WRITTEN INSTRUCTION.
Return, without any changes, the lines from the one containing "What are the" up to and including the one containing "section-heading: O QUE", leaving out the pictures.

EXCERPTED DATA.
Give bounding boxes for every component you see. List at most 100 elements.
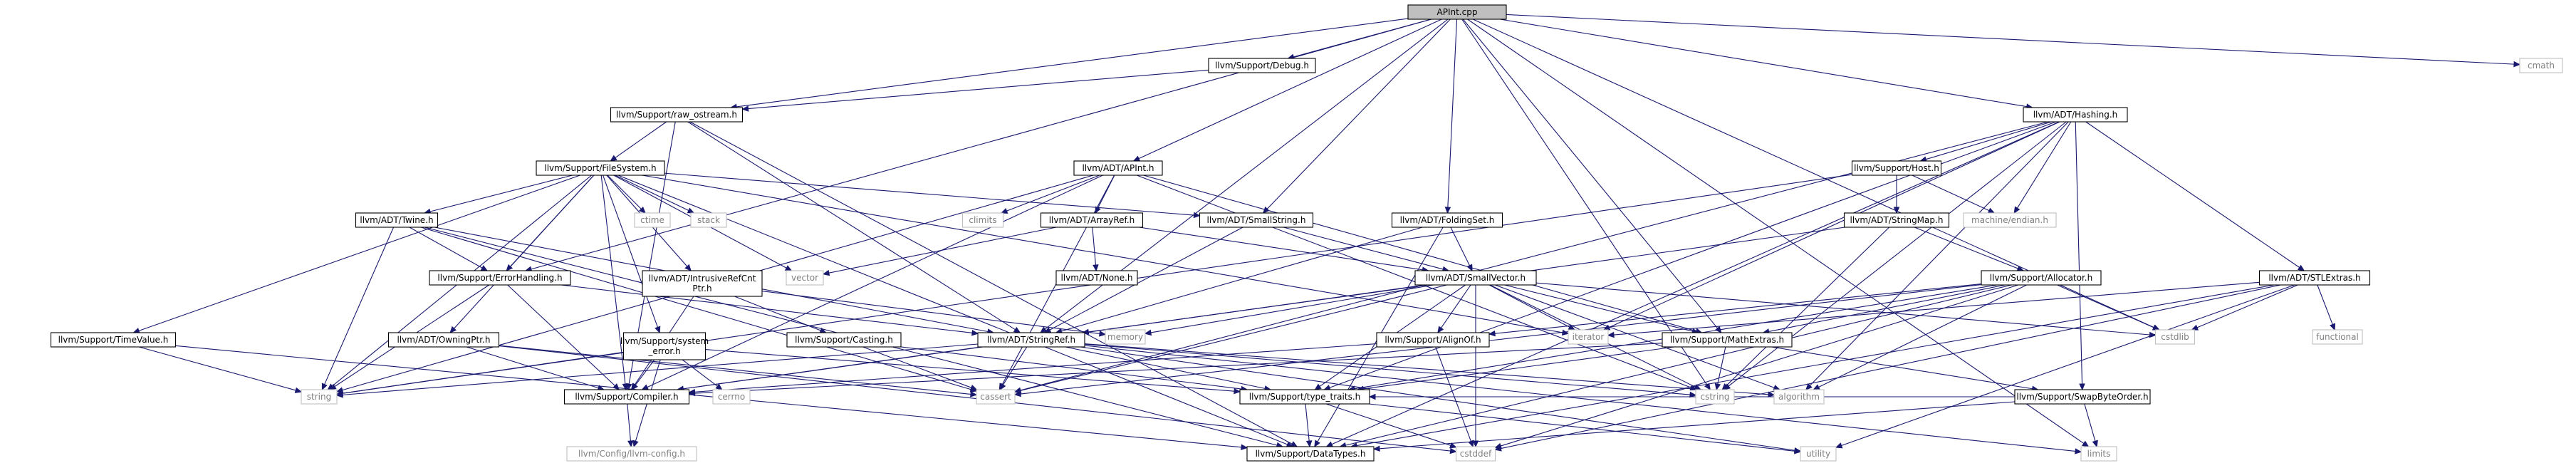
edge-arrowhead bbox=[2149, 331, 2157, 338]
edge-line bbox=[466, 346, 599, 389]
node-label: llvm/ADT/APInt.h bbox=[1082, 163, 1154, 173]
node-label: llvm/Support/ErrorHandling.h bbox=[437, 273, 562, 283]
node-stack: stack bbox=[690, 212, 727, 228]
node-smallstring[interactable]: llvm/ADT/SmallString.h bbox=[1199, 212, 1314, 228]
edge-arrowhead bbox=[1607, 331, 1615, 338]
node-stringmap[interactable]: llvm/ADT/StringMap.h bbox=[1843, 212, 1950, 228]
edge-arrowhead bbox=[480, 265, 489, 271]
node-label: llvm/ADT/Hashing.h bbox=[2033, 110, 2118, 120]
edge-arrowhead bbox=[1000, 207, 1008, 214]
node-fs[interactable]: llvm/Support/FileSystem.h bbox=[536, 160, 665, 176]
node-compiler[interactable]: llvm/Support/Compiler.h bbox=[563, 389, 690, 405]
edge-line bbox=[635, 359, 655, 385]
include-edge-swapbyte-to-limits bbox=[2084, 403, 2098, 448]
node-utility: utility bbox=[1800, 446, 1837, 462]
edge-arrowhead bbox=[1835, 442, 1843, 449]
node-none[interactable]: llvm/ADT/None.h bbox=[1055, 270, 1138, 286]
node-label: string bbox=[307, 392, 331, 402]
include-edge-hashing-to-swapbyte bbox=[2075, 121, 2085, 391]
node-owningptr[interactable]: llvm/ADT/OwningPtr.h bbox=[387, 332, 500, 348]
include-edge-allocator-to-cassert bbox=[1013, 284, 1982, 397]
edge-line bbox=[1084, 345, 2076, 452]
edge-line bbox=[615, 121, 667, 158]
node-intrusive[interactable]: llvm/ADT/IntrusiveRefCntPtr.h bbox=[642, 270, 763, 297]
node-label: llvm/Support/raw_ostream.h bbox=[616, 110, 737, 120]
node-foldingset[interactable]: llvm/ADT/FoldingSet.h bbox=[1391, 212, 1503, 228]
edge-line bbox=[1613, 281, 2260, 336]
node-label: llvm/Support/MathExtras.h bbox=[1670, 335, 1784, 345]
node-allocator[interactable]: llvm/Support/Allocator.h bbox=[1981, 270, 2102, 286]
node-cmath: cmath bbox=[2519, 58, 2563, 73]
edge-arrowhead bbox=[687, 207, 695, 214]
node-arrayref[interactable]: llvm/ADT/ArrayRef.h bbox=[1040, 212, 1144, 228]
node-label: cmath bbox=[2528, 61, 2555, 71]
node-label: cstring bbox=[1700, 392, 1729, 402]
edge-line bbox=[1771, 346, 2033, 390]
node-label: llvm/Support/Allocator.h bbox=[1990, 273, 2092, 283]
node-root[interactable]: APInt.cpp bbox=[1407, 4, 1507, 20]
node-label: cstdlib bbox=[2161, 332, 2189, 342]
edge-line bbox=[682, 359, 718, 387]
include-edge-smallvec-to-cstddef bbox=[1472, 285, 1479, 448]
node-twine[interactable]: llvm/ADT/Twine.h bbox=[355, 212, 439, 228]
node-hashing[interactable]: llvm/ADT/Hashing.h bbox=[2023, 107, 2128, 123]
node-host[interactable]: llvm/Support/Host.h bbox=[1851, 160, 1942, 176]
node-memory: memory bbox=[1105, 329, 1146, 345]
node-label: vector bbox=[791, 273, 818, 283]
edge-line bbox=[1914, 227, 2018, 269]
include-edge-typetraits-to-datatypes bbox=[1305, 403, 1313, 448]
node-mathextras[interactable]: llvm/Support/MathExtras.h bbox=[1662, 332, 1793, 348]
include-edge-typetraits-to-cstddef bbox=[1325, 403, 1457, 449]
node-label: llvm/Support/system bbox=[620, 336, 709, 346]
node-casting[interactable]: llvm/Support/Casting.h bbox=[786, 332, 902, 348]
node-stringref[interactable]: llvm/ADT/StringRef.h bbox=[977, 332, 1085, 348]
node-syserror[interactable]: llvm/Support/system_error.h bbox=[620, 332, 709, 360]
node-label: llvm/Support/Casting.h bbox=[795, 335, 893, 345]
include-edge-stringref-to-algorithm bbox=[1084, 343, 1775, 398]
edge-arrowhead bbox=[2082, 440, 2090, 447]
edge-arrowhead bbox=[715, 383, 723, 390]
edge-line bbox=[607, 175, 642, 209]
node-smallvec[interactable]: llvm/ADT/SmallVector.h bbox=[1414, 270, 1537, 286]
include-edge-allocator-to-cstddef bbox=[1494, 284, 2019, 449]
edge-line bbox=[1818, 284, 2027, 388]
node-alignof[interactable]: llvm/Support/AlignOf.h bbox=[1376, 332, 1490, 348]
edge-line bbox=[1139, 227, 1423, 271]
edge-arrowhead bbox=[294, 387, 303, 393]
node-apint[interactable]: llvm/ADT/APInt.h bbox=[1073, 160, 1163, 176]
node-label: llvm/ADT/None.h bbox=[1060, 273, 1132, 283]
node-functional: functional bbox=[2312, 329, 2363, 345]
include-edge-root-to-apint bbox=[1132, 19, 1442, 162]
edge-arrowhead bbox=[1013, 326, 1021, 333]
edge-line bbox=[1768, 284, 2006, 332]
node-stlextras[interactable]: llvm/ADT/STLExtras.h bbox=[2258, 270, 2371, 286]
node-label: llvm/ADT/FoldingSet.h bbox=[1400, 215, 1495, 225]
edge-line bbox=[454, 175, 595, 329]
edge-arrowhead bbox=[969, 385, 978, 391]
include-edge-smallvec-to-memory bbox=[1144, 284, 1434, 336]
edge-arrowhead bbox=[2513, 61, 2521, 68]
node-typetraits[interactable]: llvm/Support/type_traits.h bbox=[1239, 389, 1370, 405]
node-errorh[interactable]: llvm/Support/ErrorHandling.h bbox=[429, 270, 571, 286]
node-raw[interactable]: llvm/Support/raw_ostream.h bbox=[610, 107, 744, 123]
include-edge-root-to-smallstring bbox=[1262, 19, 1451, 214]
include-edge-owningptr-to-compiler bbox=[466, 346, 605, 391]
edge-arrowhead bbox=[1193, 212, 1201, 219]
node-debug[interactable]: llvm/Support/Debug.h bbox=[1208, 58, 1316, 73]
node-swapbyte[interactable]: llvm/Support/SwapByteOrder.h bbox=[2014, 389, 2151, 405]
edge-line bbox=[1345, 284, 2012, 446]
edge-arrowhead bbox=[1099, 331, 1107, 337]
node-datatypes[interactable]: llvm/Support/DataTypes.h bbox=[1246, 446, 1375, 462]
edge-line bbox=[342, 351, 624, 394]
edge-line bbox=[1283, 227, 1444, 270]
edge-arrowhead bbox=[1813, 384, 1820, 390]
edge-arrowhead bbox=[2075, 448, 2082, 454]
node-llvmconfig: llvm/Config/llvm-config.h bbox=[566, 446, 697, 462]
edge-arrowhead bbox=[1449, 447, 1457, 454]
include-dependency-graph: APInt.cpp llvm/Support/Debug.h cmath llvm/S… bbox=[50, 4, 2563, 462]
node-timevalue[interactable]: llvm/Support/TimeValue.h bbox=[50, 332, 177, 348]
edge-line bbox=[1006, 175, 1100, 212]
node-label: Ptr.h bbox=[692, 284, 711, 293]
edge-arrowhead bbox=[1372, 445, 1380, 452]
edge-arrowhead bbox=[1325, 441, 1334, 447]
---
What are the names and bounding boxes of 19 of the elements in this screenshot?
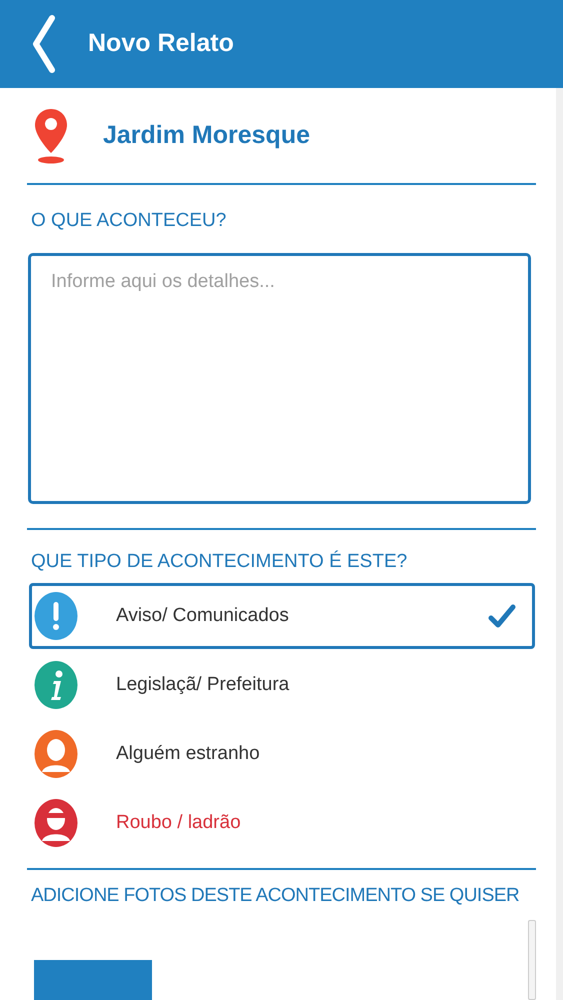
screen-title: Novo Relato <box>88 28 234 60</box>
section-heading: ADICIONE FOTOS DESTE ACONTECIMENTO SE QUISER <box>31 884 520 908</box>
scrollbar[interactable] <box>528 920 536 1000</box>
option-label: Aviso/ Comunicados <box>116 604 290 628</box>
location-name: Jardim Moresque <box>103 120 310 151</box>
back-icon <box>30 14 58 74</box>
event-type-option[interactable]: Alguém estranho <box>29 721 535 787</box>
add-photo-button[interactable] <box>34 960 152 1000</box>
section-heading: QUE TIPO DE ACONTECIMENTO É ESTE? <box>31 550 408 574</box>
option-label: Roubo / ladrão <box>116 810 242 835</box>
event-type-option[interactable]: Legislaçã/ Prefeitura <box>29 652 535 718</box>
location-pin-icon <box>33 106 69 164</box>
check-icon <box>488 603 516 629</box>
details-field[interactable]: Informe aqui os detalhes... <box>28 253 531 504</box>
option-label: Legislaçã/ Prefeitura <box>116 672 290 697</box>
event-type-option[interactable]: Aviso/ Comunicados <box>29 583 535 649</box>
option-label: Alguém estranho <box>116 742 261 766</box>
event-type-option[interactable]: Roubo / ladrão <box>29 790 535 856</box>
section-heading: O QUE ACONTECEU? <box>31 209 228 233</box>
* * *
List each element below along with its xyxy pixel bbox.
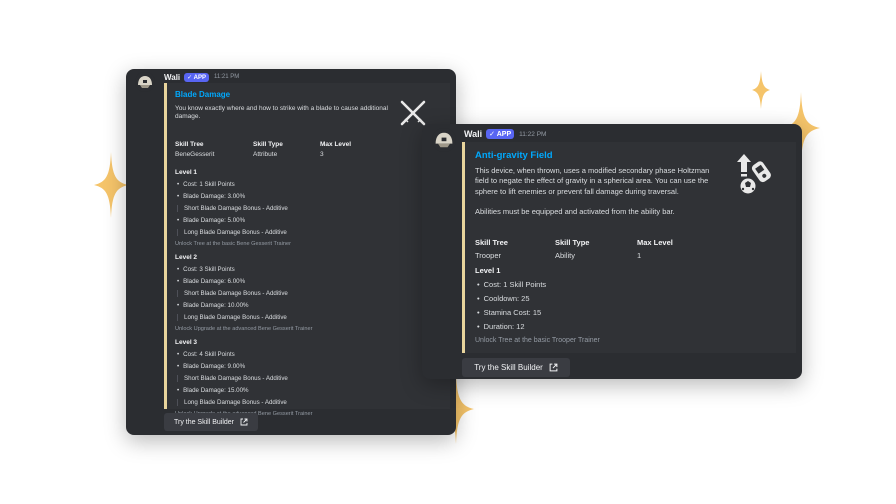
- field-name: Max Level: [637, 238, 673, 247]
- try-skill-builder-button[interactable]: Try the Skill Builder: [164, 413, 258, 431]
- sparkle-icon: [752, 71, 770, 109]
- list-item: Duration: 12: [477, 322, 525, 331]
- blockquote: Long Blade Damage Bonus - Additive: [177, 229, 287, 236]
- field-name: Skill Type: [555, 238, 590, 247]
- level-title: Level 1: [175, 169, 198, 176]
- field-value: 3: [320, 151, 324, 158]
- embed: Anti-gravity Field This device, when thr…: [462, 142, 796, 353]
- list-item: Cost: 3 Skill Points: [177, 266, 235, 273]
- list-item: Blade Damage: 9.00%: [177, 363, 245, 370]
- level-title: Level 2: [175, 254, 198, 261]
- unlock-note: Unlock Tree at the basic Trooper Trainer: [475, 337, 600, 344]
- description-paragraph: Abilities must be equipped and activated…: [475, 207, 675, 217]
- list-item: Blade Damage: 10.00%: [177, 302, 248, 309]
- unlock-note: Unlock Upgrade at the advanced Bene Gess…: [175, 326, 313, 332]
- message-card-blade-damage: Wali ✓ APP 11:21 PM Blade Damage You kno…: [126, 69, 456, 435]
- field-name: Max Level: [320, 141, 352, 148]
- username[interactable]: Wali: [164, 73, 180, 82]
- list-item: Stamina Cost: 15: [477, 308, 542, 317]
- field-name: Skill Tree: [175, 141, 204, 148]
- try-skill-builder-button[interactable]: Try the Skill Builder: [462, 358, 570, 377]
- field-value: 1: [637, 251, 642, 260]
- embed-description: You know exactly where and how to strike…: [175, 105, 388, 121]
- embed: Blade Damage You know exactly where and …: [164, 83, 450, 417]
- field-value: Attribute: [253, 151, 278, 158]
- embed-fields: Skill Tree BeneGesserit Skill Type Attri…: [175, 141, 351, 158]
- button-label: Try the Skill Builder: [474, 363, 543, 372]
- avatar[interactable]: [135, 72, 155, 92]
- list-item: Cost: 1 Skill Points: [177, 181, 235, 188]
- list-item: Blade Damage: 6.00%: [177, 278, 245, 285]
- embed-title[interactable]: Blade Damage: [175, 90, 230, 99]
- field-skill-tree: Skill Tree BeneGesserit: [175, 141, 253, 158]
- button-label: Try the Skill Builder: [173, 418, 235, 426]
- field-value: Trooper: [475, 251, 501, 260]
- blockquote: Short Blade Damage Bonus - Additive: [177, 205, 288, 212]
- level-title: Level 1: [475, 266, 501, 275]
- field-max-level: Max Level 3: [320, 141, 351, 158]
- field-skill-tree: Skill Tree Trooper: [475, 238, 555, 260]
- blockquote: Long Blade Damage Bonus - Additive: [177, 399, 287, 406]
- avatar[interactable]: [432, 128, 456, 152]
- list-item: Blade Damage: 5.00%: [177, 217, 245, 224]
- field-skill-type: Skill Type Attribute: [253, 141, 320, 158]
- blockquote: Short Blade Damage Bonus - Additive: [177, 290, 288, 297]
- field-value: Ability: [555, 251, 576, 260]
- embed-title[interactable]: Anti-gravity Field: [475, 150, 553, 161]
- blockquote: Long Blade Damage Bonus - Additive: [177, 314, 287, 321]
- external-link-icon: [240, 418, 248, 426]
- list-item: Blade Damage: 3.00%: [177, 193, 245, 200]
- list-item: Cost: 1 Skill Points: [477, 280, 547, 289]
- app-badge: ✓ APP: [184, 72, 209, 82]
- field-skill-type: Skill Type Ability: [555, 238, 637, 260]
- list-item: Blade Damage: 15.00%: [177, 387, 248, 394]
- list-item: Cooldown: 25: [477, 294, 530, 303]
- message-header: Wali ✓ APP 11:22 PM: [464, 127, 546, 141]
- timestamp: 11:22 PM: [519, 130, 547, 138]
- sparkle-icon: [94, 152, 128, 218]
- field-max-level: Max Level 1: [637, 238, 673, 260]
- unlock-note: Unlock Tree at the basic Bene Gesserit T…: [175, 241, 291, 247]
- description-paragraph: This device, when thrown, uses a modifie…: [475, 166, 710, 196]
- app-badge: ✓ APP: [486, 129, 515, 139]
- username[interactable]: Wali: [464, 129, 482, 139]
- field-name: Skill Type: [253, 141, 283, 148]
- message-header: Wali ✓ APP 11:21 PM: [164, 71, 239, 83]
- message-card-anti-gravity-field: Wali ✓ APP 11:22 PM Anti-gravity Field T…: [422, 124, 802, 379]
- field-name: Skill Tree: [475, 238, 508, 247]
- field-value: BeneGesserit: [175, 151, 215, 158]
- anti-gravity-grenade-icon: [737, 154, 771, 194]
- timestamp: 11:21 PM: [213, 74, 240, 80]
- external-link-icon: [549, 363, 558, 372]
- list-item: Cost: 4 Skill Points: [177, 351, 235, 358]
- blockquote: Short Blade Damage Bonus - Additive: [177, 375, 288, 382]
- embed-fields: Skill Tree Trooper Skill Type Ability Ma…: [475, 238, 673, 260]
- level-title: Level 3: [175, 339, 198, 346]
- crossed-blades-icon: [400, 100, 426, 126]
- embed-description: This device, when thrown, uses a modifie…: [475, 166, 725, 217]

COMPLETE ANSWER.
What are the names and bounding boxes of 19 of the elements in this screenshot?
screen-title: Novo Relato <box>88 28 234 60</box>
section-heading: ADICIONE FOTOS DESTE ACONTECIMENTO SE QUISER <box>31 884 520 908</box>
scrollbar[interactable] <box>528 920 536 1000</box>
option-label: Aviso/ Comunicados <box>116 604 290 628</box>
location-name: Jardim Moresque <box>103 120 310 151</box>
back-icon <box>30 14 58 74</box>
event-type-option[interactable]: Alguém estranho <box>29 721 535 787</box>
add-photo-button[interactable] <box>34 960 152 1000</box>
section-heading: QUE TIPO DE ACONTECIMENTO É ESTE? <box>31 550 408 574</box>
option-label: Roubo / ladrão <box>116 810 242 835</box>
event-type-option[interactable]: Legislaçã/ Prefeitura <box>29 652 535 718</box>
location-pin-icon <box>33 106 69 164</box>
check-icon <box>488 603 516 629</box>
details-field[interactable]: Informe aqui os detalhes... <box>28 253 531 504</box>
option-label: Legislaçã/ Prefeitura <box>116 672 290 697</box>
event-type-option[interactable]: Aviso/ Comunicados <box>29 583 535 649</box>
option-label: Alguém estranho <box>116 742 261 766</box>
event-type-option[interactable]: Roubo / ladrão <box>29 790 535 856</box>
section-heading: O QUE ACONTECEU? <box>31 209 228 233</box>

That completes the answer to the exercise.